_WRITTEN INSTRUCTION_
Lines that hold the word "this" should be located and copied.

_Chart and figure data_
================
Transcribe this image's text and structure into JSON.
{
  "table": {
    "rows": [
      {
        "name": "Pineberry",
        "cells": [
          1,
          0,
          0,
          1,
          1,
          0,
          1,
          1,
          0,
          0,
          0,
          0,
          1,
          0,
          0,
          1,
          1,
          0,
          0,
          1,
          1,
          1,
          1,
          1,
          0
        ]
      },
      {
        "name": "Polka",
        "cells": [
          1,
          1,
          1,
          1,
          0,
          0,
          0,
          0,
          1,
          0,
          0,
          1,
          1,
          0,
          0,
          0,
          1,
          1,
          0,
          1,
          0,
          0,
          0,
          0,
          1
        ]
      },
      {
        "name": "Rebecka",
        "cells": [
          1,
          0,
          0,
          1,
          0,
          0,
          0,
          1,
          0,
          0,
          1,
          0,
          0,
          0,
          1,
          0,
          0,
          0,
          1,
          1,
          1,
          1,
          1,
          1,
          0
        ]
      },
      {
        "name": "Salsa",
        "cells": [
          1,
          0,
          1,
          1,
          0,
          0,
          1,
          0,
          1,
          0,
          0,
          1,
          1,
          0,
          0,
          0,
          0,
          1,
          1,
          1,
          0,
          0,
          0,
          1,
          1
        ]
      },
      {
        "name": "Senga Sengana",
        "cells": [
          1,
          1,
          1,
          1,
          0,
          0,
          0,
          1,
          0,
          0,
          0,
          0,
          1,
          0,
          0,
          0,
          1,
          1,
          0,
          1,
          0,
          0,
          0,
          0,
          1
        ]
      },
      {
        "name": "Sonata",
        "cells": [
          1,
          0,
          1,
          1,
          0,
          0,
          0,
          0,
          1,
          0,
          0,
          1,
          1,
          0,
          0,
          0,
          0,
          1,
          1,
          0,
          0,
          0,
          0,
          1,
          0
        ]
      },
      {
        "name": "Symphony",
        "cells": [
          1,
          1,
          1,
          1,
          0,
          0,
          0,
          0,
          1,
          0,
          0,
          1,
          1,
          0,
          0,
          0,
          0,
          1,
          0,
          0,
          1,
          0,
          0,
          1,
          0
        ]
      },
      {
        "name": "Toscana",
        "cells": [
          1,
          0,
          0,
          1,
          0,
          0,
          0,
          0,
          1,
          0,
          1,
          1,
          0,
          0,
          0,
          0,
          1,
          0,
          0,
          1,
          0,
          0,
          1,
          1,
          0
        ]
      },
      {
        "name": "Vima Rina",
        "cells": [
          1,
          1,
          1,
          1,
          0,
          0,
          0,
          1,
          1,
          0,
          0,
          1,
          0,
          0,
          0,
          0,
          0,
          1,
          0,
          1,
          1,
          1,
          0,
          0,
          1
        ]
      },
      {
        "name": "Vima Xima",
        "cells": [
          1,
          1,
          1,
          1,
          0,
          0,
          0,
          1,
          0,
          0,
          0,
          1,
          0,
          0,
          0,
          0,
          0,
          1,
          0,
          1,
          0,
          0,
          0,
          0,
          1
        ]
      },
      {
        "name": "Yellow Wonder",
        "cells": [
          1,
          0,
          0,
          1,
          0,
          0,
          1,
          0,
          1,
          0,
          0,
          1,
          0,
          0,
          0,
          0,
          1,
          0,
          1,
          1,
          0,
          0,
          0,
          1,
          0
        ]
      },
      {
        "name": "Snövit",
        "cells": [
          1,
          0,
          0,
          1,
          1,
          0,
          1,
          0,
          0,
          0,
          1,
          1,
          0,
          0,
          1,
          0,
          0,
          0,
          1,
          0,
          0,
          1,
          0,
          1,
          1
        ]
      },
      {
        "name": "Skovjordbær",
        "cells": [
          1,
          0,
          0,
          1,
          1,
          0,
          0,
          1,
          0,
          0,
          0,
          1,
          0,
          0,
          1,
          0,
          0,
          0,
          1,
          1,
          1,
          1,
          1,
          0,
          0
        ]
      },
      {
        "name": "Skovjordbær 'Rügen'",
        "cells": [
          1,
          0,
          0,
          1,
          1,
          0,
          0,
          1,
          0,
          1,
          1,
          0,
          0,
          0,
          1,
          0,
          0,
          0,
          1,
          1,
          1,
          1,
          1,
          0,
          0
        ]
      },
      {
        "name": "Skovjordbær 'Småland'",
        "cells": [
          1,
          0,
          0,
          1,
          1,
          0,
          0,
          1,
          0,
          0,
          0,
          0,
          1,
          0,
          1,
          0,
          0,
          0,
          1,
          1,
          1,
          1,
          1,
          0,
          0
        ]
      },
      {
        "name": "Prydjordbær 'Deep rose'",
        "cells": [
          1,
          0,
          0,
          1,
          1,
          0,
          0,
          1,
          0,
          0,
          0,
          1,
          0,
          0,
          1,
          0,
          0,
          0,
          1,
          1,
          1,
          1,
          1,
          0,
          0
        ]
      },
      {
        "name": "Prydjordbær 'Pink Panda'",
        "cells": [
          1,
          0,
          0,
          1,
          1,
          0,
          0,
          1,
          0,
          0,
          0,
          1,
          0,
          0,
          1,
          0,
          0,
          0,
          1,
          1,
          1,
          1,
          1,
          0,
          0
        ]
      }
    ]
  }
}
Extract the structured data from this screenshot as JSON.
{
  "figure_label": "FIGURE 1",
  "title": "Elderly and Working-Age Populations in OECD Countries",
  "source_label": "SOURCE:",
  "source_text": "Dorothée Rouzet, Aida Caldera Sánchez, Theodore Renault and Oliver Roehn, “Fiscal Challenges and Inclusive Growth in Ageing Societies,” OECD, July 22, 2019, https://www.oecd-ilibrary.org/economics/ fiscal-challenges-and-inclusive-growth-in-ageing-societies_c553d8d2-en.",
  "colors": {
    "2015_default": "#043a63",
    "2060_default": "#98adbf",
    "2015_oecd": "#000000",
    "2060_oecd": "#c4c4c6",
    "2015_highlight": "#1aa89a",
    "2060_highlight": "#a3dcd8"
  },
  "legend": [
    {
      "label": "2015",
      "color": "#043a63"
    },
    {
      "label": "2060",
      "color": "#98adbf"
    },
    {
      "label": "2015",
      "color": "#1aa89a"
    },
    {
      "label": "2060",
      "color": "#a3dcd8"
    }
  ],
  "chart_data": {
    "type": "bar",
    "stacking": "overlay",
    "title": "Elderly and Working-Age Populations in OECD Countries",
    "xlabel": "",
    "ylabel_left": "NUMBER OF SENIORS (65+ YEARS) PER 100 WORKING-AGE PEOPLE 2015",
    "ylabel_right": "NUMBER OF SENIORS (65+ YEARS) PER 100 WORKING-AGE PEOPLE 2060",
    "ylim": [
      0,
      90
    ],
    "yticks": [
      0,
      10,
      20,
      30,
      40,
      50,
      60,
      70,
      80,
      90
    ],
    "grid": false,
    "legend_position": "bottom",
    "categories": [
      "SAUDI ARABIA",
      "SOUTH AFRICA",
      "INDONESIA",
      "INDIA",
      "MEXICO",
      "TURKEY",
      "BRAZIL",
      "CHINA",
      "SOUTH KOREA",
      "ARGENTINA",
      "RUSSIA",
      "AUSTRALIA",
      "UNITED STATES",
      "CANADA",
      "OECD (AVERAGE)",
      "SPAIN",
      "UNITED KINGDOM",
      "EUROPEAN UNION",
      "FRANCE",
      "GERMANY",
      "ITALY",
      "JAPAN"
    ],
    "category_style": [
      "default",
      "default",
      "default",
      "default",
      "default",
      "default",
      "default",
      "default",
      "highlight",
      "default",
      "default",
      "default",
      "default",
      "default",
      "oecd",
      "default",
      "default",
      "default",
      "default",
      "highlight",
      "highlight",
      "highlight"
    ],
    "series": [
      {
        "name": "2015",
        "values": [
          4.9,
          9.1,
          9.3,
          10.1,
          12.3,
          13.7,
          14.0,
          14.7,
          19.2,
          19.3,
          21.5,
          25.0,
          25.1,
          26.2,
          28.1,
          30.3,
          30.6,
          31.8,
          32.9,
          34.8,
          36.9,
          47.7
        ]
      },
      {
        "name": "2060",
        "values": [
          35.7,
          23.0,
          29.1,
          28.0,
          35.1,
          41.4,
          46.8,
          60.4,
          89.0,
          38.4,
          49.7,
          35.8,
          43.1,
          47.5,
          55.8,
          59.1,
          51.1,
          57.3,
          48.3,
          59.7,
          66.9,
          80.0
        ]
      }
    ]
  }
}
================
_WRITTEN RESPONSE_
Transcribe this image's text and structure into JSON.
Extract the structured data from this screenshot as JSON.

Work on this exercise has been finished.